## Some records:
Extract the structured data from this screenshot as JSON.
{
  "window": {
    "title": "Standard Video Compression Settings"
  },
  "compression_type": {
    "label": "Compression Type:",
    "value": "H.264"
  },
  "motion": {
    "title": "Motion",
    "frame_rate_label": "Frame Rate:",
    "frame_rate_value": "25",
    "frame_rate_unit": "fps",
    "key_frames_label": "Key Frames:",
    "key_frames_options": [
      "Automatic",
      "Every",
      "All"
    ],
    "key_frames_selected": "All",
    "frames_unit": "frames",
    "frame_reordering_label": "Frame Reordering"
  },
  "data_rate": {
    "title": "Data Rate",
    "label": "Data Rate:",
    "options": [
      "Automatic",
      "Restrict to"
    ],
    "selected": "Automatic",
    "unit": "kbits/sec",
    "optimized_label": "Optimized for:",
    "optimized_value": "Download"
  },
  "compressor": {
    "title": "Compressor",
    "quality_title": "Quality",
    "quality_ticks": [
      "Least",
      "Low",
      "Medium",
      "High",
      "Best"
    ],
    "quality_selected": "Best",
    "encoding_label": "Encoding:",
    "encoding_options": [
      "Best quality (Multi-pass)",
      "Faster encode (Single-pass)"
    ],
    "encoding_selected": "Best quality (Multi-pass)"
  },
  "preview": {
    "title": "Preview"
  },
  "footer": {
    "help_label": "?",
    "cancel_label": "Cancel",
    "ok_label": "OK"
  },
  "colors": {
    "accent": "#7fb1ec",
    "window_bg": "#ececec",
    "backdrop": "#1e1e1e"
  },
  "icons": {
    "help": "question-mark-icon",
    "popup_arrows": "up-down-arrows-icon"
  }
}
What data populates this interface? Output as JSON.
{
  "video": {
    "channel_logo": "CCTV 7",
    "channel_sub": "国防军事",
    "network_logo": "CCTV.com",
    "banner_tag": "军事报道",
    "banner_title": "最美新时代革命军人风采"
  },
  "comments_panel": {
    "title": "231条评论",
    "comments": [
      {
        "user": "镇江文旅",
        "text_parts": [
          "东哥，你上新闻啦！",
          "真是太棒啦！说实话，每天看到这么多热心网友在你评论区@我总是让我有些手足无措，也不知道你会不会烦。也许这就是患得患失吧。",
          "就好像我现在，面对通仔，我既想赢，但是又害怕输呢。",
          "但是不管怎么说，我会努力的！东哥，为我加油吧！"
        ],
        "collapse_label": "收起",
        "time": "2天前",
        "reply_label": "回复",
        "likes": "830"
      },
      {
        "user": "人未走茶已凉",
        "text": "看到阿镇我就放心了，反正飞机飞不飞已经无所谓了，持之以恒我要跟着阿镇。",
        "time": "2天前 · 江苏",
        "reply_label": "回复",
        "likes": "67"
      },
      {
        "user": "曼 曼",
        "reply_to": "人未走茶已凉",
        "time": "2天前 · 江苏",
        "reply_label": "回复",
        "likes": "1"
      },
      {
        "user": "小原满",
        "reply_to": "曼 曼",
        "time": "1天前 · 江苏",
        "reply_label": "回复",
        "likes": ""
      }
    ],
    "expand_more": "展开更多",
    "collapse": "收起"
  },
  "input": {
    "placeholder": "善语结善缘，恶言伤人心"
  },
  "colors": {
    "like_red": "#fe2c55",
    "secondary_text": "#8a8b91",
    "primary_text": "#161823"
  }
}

## What is needed:
The records above should be repeated in full, exactly as given.

## Result for this exercise:
Extract the structured data from this screenshot as JSON.
{
  "window": {
    "title": "Standard Video Compression Settings"
  },
  "compression_type": {
    "label": "Compression Type:",
    "value": "H.264"
  },
  "motion": {
    "title": "Motion",
    "frame_rate_label": "Frame Rate:",
    "frame_rate_value": "25",
    "frame_rate_unit": "fps",
    "key_frames_label": "Key Frames:",
    "key_frames_options": [
      "Automatic",
      "Every",
      "All"
    ],
    "key_frames_selected": "All",
    "frames_unit": "frames",
    "frame_reordering_label": "Frame Reordering"
  },
  "data_rate": {
    "title": "Data Rate",
    "label": "Data Rate:",
    "options": [
      "Automatic",
      "Restrict to"
    ],
    "selected": "Automatic",
    "unit": "kbits/sec",
    "optimized_label": "Optimized for:",
    "optimized_value": "Download"
  },
  "compressor": {
    "title": "Compressor",
    "quality_title": "Quality",
    "quality_ticks": [
      "Least",
      "Low",
      "Medium",
      "High",
      "Best"
    ],
    "quality_selected": "Best",
    "encoding_label": "Encoding:",
    "encoding_options": [
      "Best quality (Multi-pass)",
      "Faster encode (Single-pass)"
    ],
    "encoding_selected": "Best quality (Multi-pass)"
  },
  "preview": {
    "title": "Preview"
  },
  "footer": {
    "help_label": "?",
    "cancel_label": "Cancel",
    "ok_label": "OK"
  },
  "colors": {
    "accent": "#7fb1ec",
    "window_bg": "#ececec",
    "backdrop": "#1e1e1e"
  },
  "icons": {
    "help": "question-mark-icon",
    "popup_arrows": "up-down-arrows-icon"
  }
}
What data populates this interface? Output as JSON.
{
  "video": {
    "channel_logo": "CCTV 7",
    "channel_sub": "国防军事",
    "network_logo": "CCTV.com",
    "banner_tag": "军事报道",
    "banner_title": "最美新时代革命军人风采"
  },
  "comments_panel": {
    "title": "231条评论",
    "comments": [
      {
        "user": "镇江文旅",
        "text_parts": [
          "东哥，你上新闻啦！",
          "真是太棒啦！说实话，每天看到这么多热心网友在你评论区@我总是让我有些手足无措，也不知道你会不会烦。也许这就是患得患失吧。",
          "就好像我现在，面对通仔，我既想赢，但是又害怕输呢。",
          "但是不管怎么说，我会努力的！东哥，为我加油吧！"
        ],
        "collapse_label": "收起",
        "time": "2天前",
        "reply_label": "回复",
        "likes": "830"
      },
      {
        "user": "人未走茶已凉",
        "text": "看到阿镇我就放心了，反正飞机飞不飞已经无所谓了，持之以恒我要跟着阿镇。",
        "time": "2天前 · 江苏",
        "reply_label": "回复",
        "likes": "67"
      },
      {
        "user": "曼 曼",
        "reply_to": "人未走茶已凉",
        "time": "2天前 · 江苏",
        "reply_label": "回复",
        "likes": "1"
      },
      {
        "user": "小原满",
        "reply_to": "曼 曼",
        "time": "1天前 · 江苏",
        "reply_label": "回复",
        "likes": ""
      }
    ],
    "expand_more": "展开更多",
    "collapse": "收起"
  },
  "input": {
    "placeholder": "善语结善缘，恶言伤人心"
  },
  "colors": {
    "like_red": "#fe2c55",
    "secondary_text": "#8a8b91",
    "primary_text": "#161823"
  }
}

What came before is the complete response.